## Written task
Only the number is wanted: how many lines hold the word "Betz"?
____________
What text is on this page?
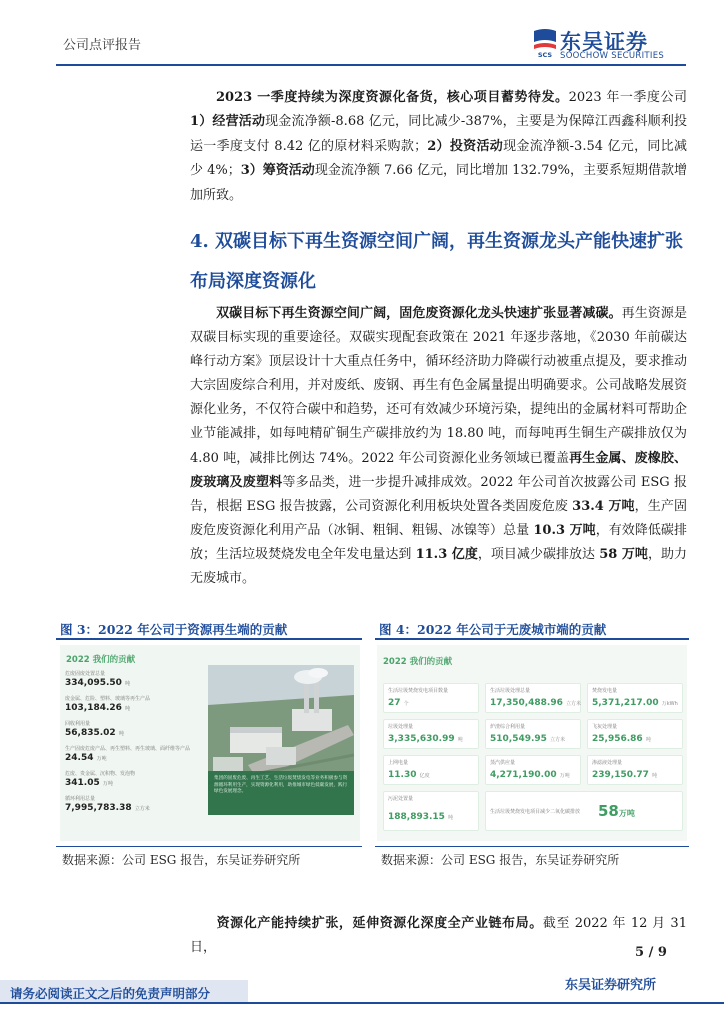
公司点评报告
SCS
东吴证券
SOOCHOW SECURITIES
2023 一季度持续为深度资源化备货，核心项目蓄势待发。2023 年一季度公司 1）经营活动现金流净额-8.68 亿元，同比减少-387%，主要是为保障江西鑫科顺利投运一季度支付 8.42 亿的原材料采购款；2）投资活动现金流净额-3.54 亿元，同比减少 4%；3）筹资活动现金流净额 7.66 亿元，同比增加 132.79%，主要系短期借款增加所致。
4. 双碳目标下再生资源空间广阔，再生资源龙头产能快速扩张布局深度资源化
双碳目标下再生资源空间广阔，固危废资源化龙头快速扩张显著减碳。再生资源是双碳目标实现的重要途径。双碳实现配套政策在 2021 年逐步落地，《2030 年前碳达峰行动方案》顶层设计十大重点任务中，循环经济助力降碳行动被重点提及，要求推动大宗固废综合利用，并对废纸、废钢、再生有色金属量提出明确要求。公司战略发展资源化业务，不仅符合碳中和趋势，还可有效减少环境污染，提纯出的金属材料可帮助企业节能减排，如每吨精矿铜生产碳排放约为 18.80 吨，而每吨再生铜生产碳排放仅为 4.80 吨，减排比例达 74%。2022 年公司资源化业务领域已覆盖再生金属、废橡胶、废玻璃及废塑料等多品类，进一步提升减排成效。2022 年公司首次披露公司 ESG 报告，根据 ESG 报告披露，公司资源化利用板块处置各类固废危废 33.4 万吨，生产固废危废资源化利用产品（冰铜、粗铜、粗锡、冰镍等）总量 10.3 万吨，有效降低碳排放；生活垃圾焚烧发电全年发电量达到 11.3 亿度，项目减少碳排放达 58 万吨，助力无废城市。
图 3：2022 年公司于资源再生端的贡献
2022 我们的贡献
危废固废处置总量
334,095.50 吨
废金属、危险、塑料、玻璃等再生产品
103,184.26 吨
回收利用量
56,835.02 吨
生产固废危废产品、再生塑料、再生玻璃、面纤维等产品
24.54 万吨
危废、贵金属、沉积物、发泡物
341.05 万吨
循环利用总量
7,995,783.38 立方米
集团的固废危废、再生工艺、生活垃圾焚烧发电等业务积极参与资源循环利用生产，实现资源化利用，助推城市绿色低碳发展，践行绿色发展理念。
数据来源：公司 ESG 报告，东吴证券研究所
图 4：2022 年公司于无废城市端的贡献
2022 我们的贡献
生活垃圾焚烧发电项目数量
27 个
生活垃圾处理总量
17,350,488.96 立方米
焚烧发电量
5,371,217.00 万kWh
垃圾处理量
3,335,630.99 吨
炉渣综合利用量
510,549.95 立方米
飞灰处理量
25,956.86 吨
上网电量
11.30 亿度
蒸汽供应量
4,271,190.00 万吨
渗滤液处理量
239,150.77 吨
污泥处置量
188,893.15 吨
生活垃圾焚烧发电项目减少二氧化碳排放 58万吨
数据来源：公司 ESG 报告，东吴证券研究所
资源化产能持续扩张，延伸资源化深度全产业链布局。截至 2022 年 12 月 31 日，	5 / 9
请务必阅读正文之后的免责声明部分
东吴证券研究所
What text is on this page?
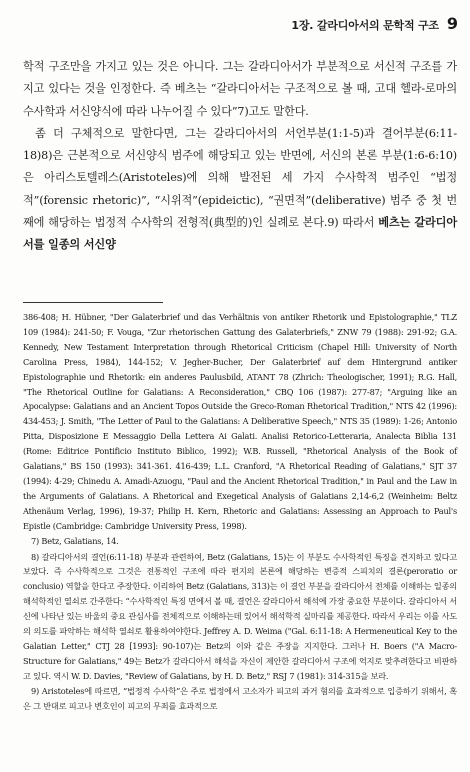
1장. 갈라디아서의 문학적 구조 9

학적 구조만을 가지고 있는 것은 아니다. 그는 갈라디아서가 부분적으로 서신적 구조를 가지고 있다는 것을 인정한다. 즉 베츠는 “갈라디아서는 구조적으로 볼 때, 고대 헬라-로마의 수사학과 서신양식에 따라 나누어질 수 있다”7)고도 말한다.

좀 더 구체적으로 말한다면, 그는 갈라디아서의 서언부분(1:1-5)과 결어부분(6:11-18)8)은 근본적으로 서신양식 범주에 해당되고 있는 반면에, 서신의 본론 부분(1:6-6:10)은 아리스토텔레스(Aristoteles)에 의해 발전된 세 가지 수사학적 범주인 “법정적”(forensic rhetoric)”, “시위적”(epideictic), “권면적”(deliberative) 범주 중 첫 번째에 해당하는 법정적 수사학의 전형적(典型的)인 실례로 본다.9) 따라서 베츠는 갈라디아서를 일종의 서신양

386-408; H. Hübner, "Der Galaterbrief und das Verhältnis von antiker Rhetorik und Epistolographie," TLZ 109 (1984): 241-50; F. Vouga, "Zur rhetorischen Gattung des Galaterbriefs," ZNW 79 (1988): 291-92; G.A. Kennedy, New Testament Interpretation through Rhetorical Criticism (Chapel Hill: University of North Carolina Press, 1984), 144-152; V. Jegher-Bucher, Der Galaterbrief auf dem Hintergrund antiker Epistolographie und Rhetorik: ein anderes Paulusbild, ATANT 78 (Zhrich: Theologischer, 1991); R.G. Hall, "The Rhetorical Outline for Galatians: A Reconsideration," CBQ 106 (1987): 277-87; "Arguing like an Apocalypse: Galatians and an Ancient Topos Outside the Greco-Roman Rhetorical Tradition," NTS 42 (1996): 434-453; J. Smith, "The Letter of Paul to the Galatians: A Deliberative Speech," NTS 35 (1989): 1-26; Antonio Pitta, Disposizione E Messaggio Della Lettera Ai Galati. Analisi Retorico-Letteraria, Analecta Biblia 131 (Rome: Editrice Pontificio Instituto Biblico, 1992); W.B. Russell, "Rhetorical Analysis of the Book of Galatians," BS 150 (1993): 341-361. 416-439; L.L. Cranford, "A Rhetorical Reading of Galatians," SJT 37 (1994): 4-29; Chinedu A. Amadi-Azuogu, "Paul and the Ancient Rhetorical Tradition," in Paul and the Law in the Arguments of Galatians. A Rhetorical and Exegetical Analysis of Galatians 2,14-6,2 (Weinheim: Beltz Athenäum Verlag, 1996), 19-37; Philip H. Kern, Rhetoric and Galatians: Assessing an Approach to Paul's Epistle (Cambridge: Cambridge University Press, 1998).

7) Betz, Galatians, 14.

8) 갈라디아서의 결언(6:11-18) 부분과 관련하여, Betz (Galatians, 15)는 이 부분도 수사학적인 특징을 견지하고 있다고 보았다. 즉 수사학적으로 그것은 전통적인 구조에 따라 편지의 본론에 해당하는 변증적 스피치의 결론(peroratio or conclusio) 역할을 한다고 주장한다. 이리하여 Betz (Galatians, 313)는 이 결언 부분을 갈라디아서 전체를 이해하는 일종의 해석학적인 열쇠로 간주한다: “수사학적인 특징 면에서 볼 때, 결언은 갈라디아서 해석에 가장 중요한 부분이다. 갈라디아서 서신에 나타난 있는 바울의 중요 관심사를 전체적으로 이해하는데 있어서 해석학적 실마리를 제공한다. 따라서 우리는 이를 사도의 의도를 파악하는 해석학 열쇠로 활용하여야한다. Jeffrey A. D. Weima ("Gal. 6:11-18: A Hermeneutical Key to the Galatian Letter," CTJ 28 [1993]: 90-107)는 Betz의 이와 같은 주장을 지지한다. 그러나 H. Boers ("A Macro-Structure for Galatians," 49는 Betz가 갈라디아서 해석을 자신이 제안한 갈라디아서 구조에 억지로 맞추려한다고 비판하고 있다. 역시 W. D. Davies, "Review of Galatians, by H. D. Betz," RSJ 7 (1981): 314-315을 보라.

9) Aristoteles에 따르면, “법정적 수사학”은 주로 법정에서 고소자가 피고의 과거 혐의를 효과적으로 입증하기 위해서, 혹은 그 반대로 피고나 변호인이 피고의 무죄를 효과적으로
____________
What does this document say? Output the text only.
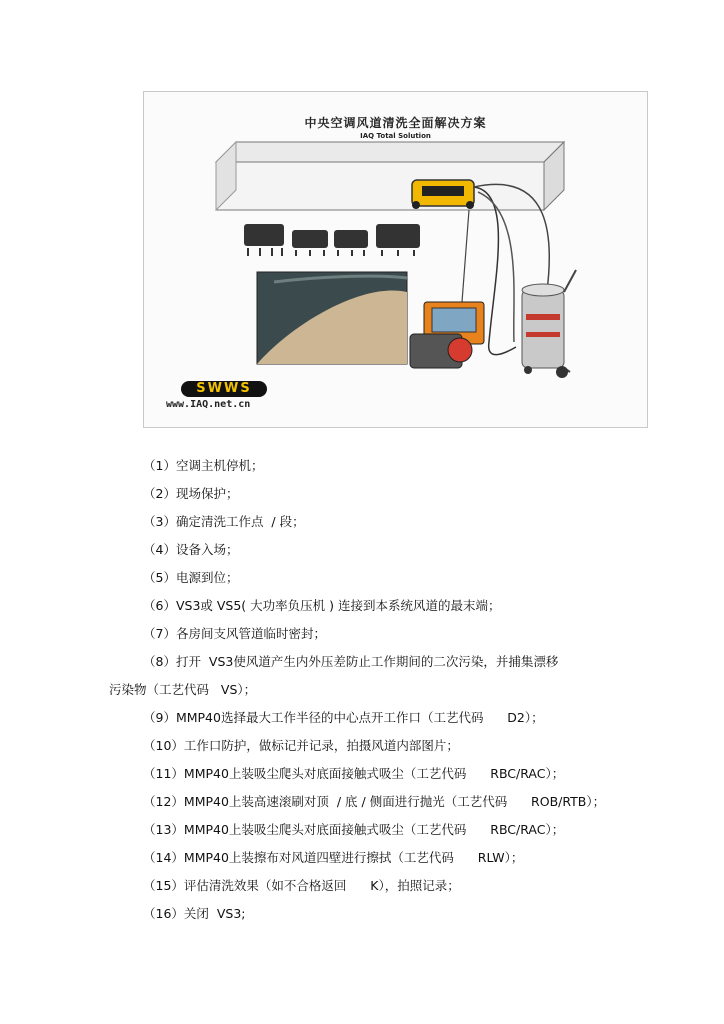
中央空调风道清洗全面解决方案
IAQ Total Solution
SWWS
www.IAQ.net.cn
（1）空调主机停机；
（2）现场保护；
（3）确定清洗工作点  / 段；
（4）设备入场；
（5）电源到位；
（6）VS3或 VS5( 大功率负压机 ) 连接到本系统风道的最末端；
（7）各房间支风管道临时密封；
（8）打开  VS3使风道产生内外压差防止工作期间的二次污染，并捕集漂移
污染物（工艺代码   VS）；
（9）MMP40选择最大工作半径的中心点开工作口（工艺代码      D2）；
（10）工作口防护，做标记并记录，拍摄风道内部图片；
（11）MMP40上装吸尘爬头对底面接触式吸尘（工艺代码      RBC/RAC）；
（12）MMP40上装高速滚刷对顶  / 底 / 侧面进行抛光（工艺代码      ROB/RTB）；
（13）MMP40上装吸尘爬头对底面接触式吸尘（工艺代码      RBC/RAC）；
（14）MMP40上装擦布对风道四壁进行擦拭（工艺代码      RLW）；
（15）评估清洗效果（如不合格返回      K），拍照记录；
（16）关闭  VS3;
____________
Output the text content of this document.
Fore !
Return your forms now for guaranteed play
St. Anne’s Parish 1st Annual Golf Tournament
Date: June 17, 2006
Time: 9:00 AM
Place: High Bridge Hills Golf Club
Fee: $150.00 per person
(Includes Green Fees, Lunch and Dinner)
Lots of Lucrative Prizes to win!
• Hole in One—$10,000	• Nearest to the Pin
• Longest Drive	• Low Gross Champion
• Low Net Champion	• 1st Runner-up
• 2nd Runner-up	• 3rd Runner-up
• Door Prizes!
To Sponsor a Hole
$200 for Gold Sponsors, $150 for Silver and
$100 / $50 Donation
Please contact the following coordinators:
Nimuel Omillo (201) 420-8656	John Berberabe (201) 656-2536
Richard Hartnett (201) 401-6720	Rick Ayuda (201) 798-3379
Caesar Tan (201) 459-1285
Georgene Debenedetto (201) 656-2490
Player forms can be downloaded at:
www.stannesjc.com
____________
## Written reply
2